- **MATERIAL FOR THIS EXERCISE**
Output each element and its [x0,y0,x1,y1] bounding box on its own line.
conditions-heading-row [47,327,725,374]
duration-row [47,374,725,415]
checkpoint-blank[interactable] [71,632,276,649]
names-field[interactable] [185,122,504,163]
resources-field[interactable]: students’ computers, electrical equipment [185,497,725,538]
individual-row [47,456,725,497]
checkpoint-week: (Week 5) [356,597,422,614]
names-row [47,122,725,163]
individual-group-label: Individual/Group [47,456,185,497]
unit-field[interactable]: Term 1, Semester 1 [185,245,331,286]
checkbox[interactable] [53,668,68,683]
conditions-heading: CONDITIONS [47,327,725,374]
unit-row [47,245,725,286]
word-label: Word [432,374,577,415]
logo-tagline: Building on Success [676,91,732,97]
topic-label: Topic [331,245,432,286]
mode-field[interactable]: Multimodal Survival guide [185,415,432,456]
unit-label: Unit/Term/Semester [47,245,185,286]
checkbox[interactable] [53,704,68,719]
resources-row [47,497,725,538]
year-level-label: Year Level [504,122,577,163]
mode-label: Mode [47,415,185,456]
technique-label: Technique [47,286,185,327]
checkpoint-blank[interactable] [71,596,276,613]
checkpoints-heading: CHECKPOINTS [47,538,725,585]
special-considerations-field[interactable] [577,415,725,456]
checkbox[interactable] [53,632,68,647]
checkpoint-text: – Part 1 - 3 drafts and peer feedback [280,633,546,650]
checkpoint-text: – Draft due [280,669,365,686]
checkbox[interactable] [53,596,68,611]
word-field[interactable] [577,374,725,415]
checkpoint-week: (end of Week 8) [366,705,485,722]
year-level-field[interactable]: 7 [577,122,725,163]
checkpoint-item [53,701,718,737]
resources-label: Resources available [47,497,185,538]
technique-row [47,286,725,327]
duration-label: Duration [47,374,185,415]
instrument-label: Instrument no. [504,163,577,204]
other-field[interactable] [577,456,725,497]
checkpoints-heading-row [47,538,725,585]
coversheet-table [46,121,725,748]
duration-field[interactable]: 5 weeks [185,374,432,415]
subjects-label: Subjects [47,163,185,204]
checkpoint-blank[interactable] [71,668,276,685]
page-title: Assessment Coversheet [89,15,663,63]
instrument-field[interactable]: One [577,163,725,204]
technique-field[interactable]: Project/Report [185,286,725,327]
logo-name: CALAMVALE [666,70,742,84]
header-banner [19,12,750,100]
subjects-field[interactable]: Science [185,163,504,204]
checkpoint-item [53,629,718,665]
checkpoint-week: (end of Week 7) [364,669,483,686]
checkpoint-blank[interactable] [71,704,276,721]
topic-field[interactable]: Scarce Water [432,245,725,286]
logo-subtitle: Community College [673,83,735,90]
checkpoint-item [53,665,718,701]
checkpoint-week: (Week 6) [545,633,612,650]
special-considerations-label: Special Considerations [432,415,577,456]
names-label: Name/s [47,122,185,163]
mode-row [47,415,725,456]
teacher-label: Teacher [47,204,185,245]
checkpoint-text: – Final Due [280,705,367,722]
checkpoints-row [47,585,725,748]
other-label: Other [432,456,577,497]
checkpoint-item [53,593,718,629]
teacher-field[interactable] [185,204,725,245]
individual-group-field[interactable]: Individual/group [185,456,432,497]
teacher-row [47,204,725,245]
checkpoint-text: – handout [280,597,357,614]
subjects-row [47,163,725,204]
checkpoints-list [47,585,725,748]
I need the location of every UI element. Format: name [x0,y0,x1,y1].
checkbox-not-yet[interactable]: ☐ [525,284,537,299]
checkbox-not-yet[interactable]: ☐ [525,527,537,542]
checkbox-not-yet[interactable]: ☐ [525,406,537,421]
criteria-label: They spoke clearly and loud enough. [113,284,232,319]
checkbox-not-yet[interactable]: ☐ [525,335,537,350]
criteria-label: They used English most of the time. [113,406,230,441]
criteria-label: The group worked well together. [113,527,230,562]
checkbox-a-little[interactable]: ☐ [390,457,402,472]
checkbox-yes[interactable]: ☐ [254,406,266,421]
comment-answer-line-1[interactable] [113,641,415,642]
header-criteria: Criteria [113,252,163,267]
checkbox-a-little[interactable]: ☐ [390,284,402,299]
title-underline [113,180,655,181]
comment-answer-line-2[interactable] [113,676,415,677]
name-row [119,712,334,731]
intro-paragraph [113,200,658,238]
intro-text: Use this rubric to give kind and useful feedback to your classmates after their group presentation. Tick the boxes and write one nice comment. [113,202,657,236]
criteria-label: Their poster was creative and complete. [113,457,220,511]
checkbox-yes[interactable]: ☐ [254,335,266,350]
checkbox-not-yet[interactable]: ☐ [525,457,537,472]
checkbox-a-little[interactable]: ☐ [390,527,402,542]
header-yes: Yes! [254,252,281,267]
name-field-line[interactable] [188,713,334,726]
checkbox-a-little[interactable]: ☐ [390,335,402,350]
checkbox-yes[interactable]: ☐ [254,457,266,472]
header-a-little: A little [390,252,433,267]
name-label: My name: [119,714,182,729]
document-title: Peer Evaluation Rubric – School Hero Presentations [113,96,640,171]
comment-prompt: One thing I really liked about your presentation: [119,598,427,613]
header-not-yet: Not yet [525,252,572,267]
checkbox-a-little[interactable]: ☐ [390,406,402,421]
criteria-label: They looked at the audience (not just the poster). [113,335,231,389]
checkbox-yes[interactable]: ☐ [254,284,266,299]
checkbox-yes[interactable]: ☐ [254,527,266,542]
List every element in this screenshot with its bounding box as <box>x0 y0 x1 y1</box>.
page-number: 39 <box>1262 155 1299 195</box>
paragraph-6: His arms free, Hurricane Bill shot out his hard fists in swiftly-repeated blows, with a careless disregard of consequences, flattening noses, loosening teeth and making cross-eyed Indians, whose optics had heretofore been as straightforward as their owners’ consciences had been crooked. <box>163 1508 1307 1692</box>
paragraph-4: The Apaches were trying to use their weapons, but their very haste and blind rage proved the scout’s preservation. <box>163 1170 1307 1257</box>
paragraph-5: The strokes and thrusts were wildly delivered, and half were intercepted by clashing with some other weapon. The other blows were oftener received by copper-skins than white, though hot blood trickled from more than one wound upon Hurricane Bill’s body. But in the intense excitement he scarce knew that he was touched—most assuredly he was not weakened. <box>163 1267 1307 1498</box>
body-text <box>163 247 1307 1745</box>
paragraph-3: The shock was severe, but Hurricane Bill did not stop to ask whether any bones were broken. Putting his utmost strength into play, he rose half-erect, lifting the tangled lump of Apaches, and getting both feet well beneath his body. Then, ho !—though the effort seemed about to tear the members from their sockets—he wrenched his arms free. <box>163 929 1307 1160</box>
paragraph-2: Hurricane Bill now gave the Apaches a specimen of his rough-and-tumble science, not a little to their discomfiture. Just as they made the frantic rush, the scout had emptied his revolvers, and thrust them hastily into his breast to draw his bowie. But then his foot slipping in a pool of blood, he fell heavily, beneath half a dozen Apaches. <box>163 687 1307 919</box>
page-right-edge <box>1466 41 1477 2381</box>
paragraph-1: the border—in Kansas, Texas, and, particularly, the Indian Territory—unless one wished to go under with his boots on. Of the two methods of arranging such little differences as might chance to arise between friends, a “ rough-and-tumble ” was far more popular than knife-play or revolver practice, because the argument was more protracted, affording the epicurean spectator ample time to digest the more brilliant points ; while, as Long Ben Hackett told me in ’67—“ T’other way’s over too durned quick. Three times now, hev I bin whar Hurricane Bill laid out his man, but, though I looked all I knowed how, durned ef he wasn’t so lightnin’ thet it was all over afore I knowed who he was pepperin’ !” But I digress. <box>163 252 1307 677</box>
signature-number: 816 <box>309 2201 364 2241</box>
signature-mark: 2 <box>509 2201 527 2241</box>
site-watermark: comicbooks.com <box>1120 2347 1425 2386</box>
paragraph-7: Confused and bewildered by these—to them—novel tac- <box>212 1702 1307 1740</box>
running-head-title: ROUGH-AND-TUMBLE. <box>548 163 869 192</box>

- **TASK DIRECTIONS**
Please count the lines in the data above that contain the string "special" and reply with the number alone.

- **EXERCISE RESPONSE**
2